* START Data shown *
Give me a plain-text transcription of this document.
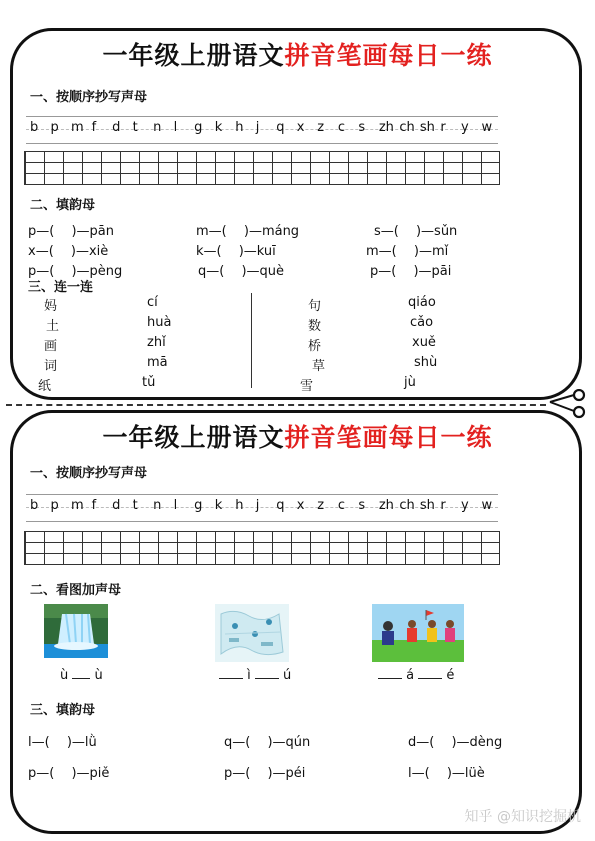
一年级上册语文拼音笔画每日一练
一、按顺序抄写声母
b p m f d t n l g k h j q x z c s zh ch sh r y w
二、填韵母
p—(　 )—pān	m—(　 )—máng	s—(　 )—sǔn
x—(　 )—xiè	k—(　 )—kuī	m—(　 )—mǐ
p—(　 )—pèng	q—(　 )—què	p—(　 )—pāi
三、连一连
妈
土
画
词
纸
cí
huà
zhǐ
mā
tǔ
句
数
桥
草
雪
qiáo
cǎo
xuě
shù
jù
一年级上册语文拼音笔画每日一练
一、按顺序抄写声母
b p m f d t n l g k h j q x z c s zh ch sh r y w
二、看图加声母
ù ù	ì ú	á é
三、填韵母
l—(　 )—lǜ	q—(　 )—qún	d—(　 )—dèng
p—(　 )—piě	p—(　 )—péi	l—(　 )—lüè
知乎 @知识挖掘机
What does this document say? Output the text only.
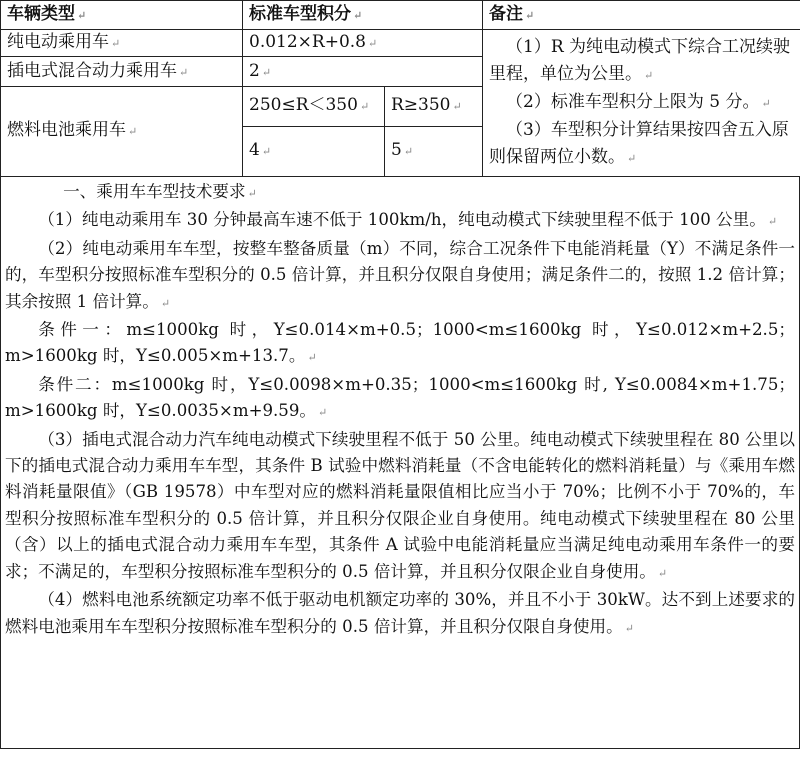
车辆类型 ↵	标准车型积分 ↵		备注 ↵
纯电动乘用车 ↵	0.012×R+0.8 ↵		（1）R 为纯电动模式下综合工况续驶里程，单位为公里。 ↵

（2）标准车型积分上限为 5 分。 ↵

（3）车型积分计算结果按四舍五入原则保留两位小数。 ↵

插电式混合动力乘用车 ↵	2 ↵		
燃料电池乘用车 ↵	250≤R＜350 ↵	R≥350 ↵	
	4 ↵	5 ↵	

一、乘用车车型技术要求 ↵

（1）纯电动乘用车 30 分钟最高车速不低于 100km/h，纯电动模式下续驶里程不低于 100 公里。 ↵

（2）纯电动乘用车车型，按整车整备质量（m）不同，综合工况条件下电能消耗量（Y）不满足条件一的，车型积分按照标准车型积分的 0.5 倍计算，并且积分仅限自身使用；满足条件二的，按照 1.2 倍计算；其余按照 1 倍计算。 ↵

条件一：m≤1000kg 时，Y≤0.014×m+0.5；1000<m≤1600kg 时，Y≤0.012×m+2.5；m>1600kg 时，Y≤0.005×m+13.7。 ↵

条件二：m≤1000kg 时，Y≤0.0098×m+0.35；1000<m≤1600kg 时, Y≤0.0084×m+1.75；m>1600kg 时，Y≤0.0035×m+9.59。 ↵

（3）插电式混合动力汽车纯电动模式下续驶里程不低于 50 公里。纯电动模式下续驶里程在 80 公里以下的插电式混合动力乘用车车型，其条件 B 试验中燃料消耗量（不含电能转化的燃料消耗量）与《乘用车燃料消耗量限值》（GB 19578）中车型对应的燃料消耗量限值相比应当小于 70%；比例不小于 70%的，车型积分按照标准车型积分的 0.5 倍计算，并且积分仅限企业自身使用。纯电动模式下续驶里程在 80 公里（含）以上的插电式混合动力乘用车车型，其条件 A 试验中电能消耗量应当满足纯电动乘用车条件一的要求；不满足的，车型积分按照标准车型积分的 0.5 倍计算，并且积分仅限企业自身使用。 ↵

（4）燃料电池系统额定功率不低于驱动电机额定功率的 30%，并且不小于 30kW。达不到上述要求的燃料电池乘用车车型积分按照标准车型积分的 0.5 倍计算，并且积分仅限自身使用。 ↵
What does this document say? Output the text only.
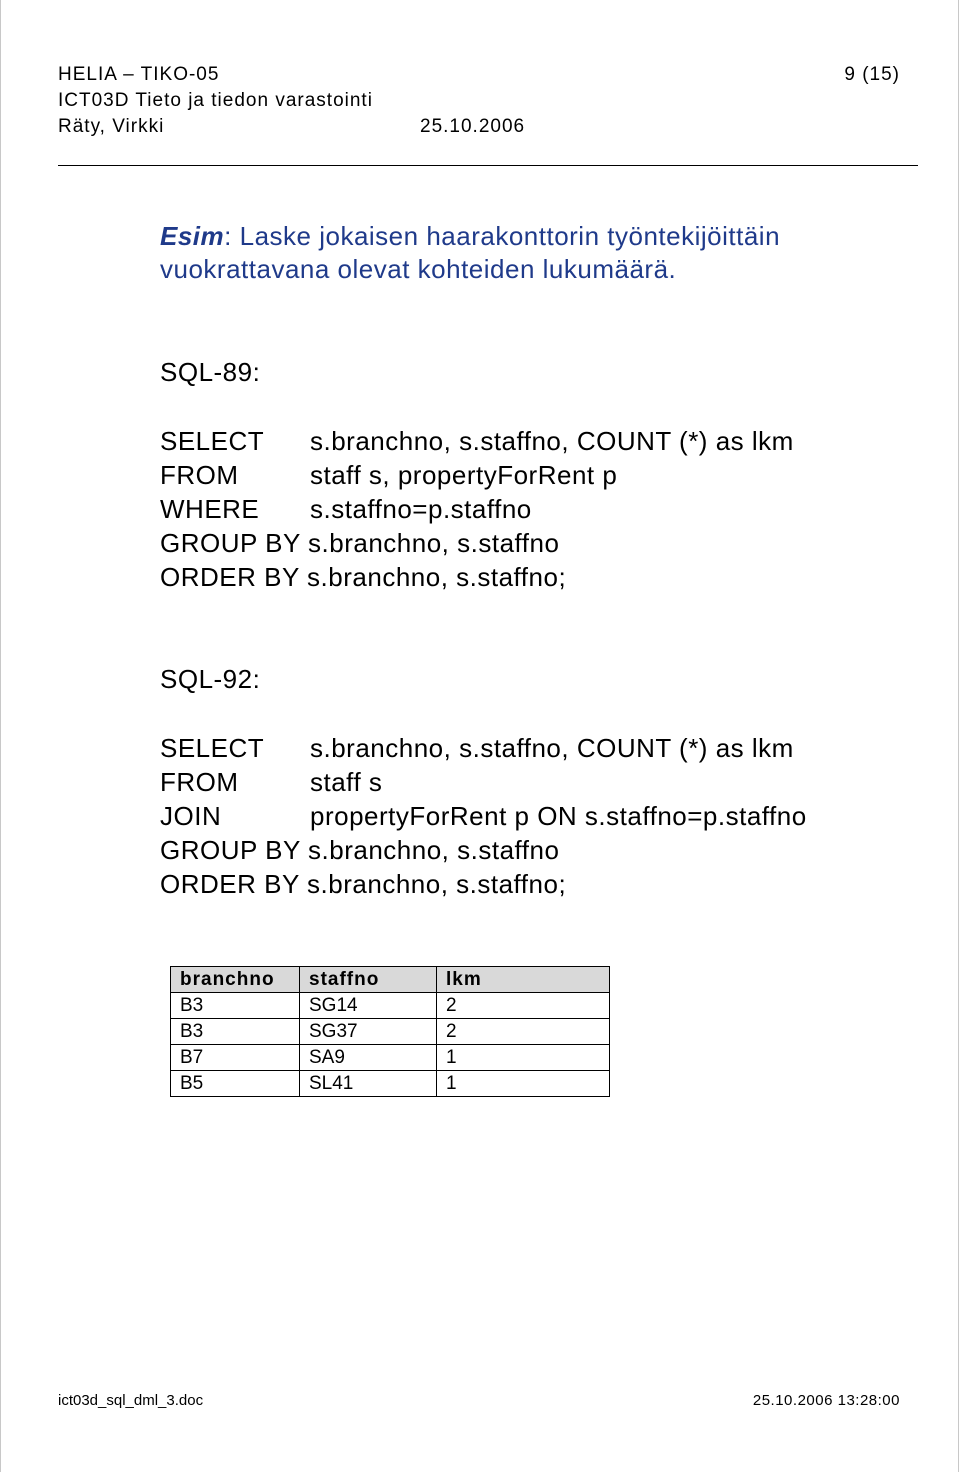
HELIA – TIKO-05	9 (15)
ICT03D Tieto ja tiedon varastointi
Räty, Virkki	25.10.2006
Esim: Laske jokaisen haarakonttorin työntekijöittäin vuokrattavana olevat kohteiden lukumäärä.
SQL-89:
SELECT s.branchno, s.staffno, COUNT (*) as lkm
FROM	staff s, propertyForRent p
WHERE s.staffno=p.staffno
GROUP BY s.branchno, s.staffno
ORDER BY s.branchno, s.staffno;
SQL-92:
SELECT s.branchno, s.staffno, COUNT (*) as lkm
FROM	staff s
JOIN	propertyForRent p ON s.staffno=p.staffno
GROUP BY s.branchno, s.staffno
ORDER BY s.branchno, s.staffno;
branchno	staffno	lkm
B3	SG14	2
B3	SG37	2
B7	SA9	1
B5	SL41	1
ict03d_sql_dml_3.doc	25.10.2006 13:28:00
* END Data shown *
= Goal of the exercise =
Locate the word "FROM" in the records and collect each line it appears in.

= Result of this exercise =
FROM	staff s, propertyForRent p
FROM	staff s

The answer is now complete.